WHAT YOU HAVE TO DO | Using the data below, copy each line that includes the word "présentés".

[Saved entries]
** Start **
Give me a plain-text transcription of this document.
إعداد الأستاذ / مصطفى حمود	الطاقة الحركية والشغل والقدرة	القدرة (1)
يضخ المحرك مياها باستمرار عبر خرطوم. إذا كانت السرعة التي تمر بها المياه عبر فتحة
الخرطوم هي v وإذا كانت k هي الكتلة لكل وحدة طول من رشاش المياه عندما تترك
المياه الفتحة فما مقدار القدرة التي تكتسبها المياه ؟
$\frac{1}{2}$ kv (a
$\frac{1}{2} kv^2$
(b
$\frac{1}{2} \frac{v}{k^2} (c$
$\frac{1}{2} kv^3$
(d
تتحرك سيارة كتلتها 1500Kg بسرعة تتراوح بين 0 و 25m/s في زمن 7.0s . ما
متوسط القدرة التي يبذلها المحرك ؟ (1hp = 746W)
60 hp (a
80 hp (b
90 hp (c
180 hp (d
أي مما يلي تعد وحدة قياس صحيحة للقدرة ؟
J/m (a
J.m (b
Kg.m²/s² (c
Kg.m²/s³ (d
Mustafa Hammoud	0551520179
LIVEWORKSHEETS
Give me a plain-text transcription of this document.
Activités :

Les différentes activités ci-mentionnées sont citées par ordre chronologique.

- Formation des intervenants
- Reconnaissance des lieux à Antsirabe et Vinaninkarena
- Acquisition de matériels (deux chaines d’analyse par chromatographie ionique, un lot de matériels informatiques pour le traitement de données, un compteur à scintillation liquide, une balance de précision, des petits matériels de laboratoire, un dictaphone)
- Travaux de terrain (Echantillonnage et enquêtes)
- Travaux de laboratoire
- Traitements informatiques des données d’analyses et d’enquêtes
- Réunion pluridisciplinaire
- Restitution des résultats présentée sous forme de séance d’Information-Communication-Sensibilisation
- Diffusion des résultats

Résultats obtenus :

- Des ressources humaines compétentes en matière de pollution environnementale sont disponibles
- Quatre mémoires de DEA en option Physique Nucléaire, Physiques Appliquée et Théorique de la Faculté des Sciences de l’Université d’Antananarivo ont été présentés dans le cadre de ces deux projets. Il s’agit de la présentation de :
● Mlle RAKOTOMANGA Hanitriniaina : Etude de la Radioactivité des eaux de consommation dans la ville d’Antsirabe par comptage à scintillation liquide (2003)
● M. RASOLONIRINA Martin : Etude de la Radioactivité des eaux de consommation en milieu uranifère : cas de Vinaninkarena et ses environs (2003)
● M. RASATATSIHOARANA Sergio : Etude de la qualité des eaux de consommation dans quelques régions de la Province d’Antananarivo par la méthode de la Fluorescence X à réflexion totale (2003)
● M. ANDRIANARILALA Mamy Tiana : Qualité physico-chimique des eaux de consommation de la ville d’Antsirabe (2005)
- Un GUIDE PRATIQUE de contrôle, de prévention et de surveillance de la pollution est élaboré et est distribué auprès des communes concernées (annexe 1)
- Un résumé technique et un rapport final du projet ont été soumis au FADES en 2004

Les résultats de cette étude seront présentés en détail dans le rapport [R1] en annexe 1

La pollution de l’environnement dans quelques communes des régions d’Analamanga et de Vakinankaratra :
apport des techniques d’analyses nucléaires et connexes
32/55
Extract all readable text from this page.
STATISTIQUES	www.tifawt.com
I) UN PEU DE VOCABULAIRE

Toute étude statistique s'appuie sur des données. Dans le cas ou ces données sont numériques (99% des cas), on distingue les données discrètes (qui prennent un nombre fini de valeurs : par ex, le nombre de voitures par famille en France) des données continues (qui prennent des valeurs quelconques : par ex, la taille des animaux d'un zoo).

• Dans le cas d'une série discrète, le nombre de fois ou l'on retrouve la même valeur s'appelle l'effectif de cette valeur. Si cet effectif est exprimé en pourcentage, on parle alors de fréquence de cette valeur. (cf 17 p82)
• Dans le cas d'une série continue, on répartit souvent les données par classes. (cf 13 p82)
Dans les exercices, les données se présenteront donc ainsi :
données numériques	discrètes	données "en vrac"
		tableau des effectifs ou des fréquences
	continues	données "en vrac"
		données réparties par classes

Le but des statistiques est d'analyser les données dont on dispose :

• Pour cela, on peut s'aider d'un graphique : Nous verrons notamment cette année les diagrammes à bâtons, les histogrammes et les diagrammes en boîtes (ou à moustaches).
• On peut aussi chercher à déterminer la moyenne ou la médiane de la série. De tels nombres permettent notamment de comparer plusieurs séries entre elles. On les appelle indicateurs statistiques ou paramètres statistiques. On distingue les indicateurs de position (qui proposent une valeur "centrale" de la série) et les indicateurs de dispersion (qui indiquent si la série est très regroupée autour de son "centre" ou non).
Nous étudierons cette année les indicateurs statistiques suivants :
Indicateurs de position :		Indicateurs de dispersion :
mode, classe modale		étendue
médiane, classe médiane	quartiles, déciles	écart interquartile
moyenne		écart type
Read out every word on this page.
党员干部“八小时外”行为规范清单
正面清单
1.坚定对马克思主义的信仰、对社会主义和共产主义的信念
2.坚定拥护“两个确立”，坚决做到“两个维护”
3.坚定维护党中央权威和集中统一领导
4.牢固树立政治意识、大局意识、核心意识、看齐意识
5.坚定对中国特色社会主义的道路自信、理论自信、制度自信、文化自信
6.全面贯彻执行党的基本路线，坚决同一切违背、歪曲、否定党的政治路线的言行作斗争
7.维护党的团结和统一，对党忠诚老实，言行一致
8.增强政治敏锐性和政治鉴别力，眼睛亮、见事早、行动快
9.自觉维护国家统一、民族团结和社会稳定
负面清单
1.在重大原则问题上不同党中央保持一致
** End **
SOLUTION TO THE PROBLEM |
- Quatre mémoires de DEA en option Physique Nucléaire, Physiques Appliquée et Théorique de la Faculté des Sciences de l’Université d’Antananarivo ont été présentés dans le cadre de ces deux projets. Il s’agit de la présentation de :
Les résultats de cette étude seront présentés en détail dans le rapport [R1] en annexe 1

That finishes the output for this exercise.